Task instructions
Can you write out all the lines word for word, with no pictures?

◆ ◆ ◆ ◆

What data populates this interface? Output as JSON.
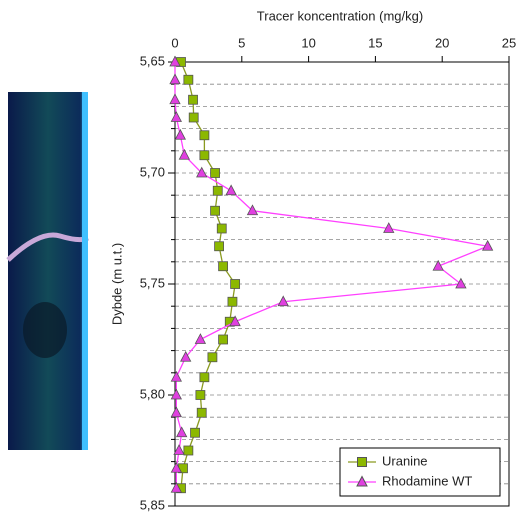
{
  "chart_data": {
    "type": "line",
    "title": "Tracer koncentration (mg/kg)",
    "y_label": "Dybde (m u.t.)",
    "y": [
      5.65,
      5.658,
      5.667,
      5.675,
      5.683,
      5.692,
      5.7,
      5.708,
      5.717,
      5.725,
      5.733,
      5.742,
      5.75,
      5.758,
      5.767,
      5.775,
      5.783,
      5.792,
      5.8,
      5.808,
      5.817,
      5.825,
      5.833,
      5.842
    ],
    "series": [
      {
        "name": "Uranine",
        "color": "#8cb800",
        "line_color": "#8a9a20",
        "marker": "square",
        "values": [
          0.45,
          1.0,
          1.35,
          1.4,
          2.2,
          2.2,
          3.0,
          3.2,
          3.0,
          3.5,
          3.3,
          3.6,
          4.5,
          4.3,
          4.1,
          3.6,
          2.8,
          2.2,
          1.9,
          2.0,
          1.5,
          1.0,
          0.6,
          0.45
        ]
      },
      {
        "name": "Rhodamine WT",
        "color": "#e040e0",
        "line_color": "#ff40ff",
        "marker": "triangle",
        "values": [
          0.0,
          0.0,
          0.0,
          0.1,
          0.4,
          0.7,
          2.0,
          4.2,
          5.8,
          16.0,
          23.4,
          19.7,
          21.4,
          8.1,
          4.5,
          1.9,
          0.8,
          0.1,
          0.1,
          0.1,
          0.5,
          0.3,
          0.1,
          0.1
        ]
      }
    ],
    "xlim": [
      0,
      25
    ],
    "xticks": [
      0,
      5,
      10,
      15,
      20,
      25
    ],
    "ylim": [
      5.65,
      5.85
    ],
    "yticks": [
      {
        "value": 5.65,
        "label": "5,65"
      },
      {
        "value": 5.7,
        "label": "5,70"
      },
      {
        "value": 5.75,
        "label": "5,75"
      },
      {
        "value": 5.8,
        "label": "5,80"
      },
      {
        "value": 5.85,
        "label": "5,85"
      }
    ],
    "minor_yticks": [
      5.66,
      5.67,
      5.68,
      5.69,
      5.71,
      5.72,
      5.73,
      5.74,
      5.76,
      5.77,
      5.78,
      5.79,
      5.81,
      5.82,
      5.83,
      5.84
    ],
    "y_inverted": true,
    "x_axis_position": "top",
    "grid": true,
    "legend": "lower right"
  }
}
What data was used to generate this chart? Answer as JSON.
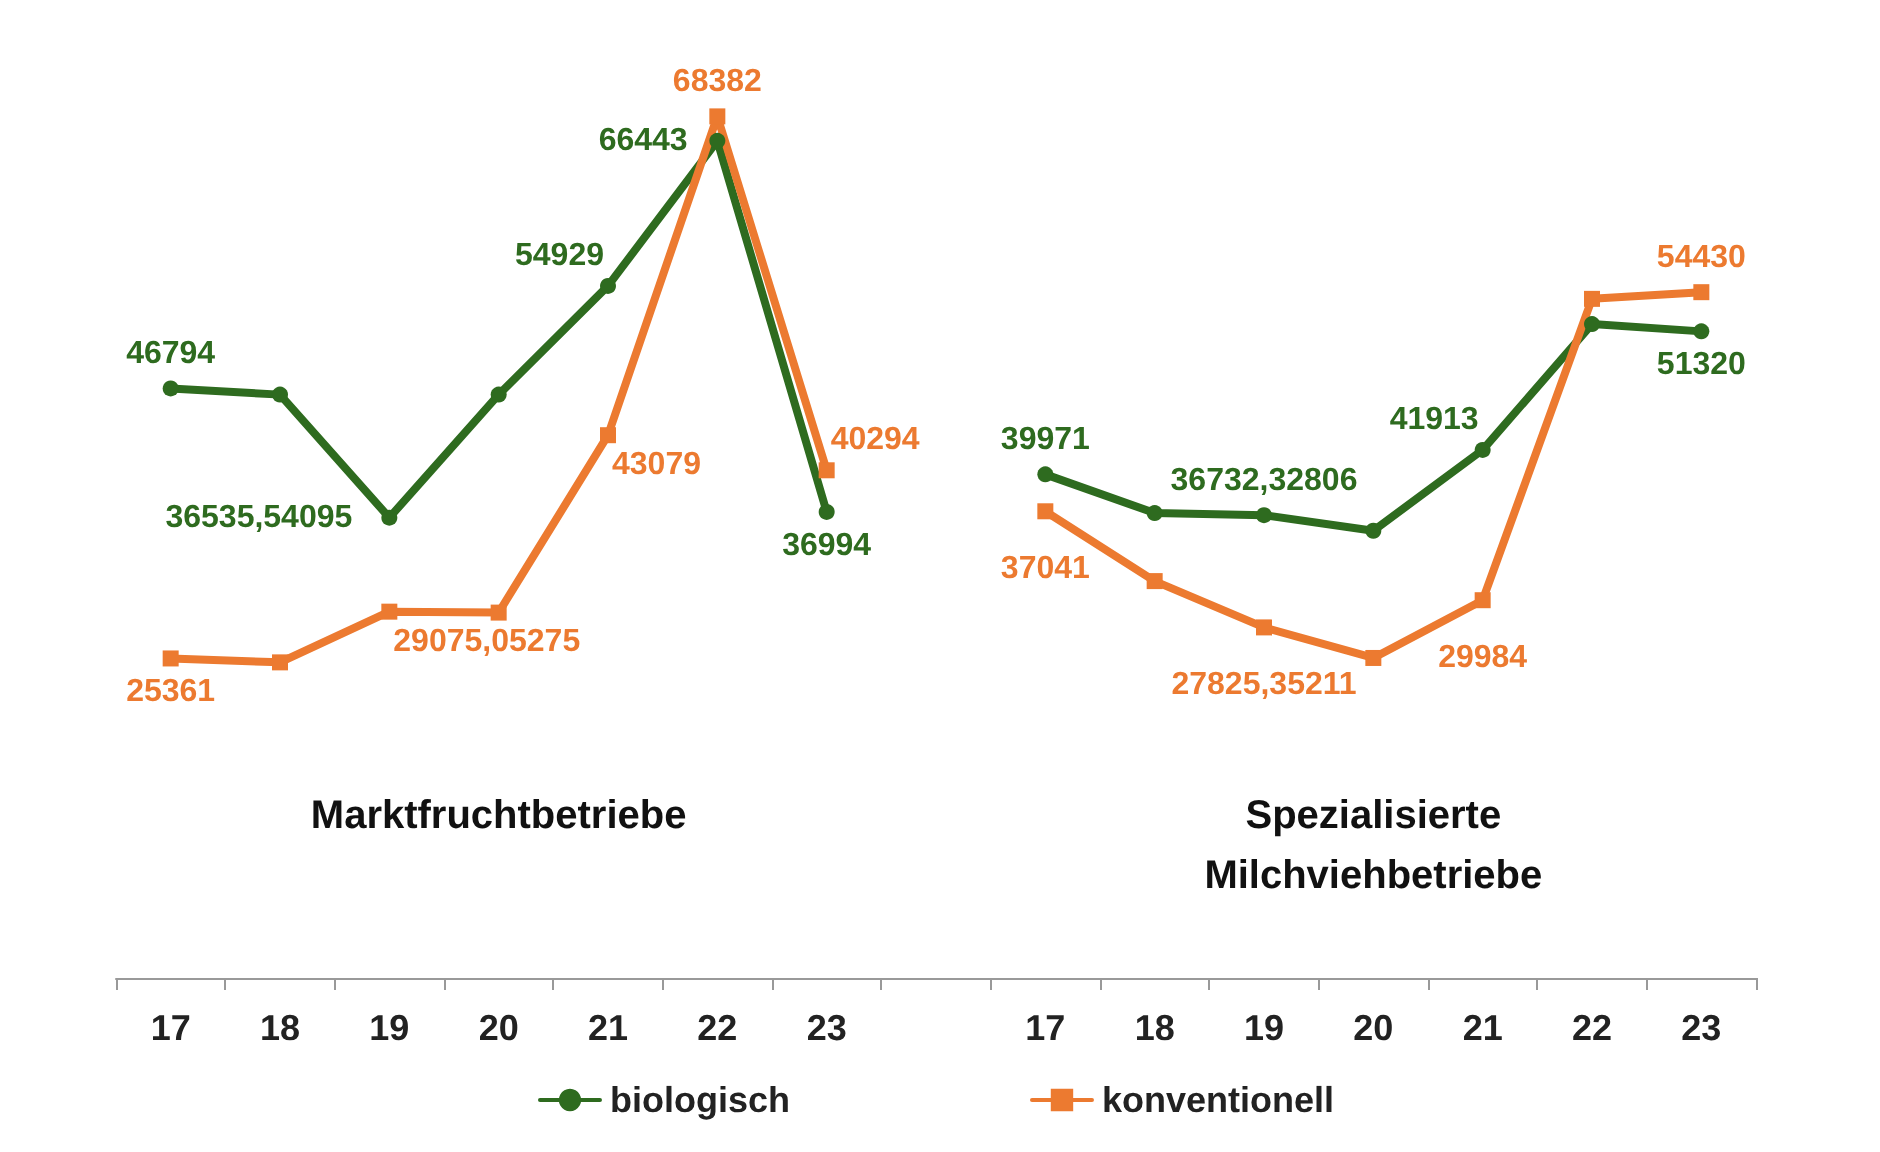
{
  "chart_data": {
    "type": "line",
    "categories": [
      "17",
      "18",
      "19",
      "20",
      "21",
      "22",
      "23",
      null,
      "17",
      "18",
      "19",
      "20",
      "21",
      "22",
      "23"
    ],
    "series": [
      {
        "name": "biologisch",
        "color": "#2e6b1f",
        "marker": "circle",
        "values": [
          46794,
          46300,
          36535.54095,
          46300,
          54929,
          66443,
          36994,
          null,
          39971,
          36900,
          36732.32806,
          35500,
          41913,
          51900,
          51320
        ],
        "value_labels": [
          "46794",
          null,
          "36535,54095",
          null,
          "54929",
          "66443",
          "36994",
          null,
          "39971",
          null,
          "36732,32806",
          null,
          "41913",
          null,
          "51320"
        ]
      },
      {
        "name": "konventionell",
        "color": "#ec7a30",
        "marker": "square",
        "values": [
          25361,
          25050,
          29075.05275,
          29000,
          43079,
          68382,
          40294,
          null,
          37041,
          31500,
          27825.35211,
          25400,
          29984,
          53900,
          54430
        ],
        "value_labels": [
          "25361",
          null,
          "29075,05275",
          null,
          "43079",
          "68382",
          "40294",
          null,
          "37041",
          null,
          "27825,35211",
          null,
          "29984",
          null,
          "54430"
        ]
      }
    ],
    "annotations": [
      "Marktfruchtbetriebe",
      "Spezialisierte\nMilchviehbetriebe"
    ],
    "legend": "bottom",
    "grid": false,
    "line_style": "solid"
  }
}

◆ ◆ ◆ ◆

The result
What data populates this interface? Output as JSON.
{
  "chart_data": {
    "type": "line",
    "title": "Tracer koncentration (mg/kg)",
    "y_label": "Dybde (m u.t.)",
    "y": [
      5.65,
      5.658,
      5.667,
      5.675,
      5.683,
      5.692,
      5.7,
      5.708,
      5.717,
      5.725,
      5.733,
      5.742,
      5.75,
      5.758,
      5.767,
      5.775,
      5.783,
      5.792,
      5.8,
      5.808,
      5.817,
      5.825,
      5.833,
      5.842
    ],
    "series": [
      {
        "name": "Uranine",
        "color": "#8cb800",
        "line_color": "#8a9a20",
        "marker": "square",
        "values": [
          0.45,
          1.0,
          1.35,
          1.4,
          2.2,
          2.2,
          3.0,
          3.2,
          3.0,
          3.5,
          3.3,
          3.6,
          4.5,
          4.3,
          4.1,
          3.6,
          2.8,
          2.2,
          1.9,
          2.0,
          1.5,
          1.0,
          0.6,
          0.45
        ]
      },
      {
        "name": "Rhodamine WT",
        "color": "#e040e0",
        "line_color": "#ff40ff",
        "marker": "triangle",
        "values": [
          0.0,
          0.0,
          0.0,
          0.1,
          0.4,
          0.7,
          2.0,
          4.2,
          5.8,
          16.0,
          23.4,
          19.7,
          21.4,
          8.1,
          4.5,
          1.9,
          0.8,
          0.1,
          0.1,
          0.1,
          0.5,
          0.3,
          0.1,
          0.1
        ]
      }
    ],
    "xlim": [
      0,
      25
    ],
    "xticks": [
      0,
      5,
      10,
      15,
      20,
      25
    ],
    "ylim": [
      5.65,
      5.85
    ],
    "yticks": [
      {
        "value": 5.65,
        "label": "5,65"
      },
      {
        "value": 5.7,
        "label": "5,70"
      },
      {
        "value": 5.75,
        "label": "5,75"
      },
      {
        "value": 5.8,
        "label": "5,80"
      },
      {
        "value": 5.85,
        "label": "5,85"
      }
    ],
    "minor_yticks": [
      5.66,
      5.67,
      5.68,
      5.69,
      5.71,
      5.72,
      5.73,
      5.74,
      5.76,
      5.77,
      5.78,
      5.79,
      5.81,
      5.82,
      5.83,
      5.84
    ],
    "y_inverted": true,
    "x_axis_position": "top",
    "grid": true,
    "legend": "lower right"
  }
}
What data was used to generate this chart? Answer as JSON.
{
  "chart_data": {
    "type": "line",
    "categories": [
      "17",
      "18",
      "19",
      "20",
      "21",
      "22",
      "23",
      null,
      "17",
      "18",
      "19",
      "20",
      "21",
      "22",
      "23"
    ],
    "series": [
      {
        "name": "biologisch",
        "color": "#2e6b1f",
        "marker": "circle",
        "values": [
          46794,
          46300,
          36535.54095,
          46300,
          54929,
          66443,
          36994,
          null,
          39971,
          36900,
          36732.32806,
          35500,
          41913,
          51900,
          51320
        ],
        "value_labels": [
          "46794",
          null,
          "36535,54095",
          null,
          "54929",
          "66443",
          "36994",
          null,
          "39971",
          null,
          "36732,32806",
          null,
          "41913",
          null,
          "51320"
        ]
      },
      {
        "name": "konventionell",
        "color": "#ec7a30",
        "marker": "square",
        "values": [
          25361,
          25050,
          29075.05275,
          29000,
          43079,
          68382,
          40294,
          null,
          37041,
          31500,
          27825.35211,
          25400,
          29984,
          53900,
          54430
        ],
        "value_labels": [
          "25361",
          null,
          "29075,05275",
          null,
          "43079",
          "68382",
          "40294",
          null,
          "37041",
          null,
          "27825,35211",
          null,
          "29984",
          null,
          "54430"
        ]
      }
    ],
    "annotations": [
      "Marktfruchtbetriebe",
      "Spezialisierte\nMilchviehbetriebe"
    ],
    "legend": "bottom",
    "grid": false,
    "line_style": "solid"
  }
}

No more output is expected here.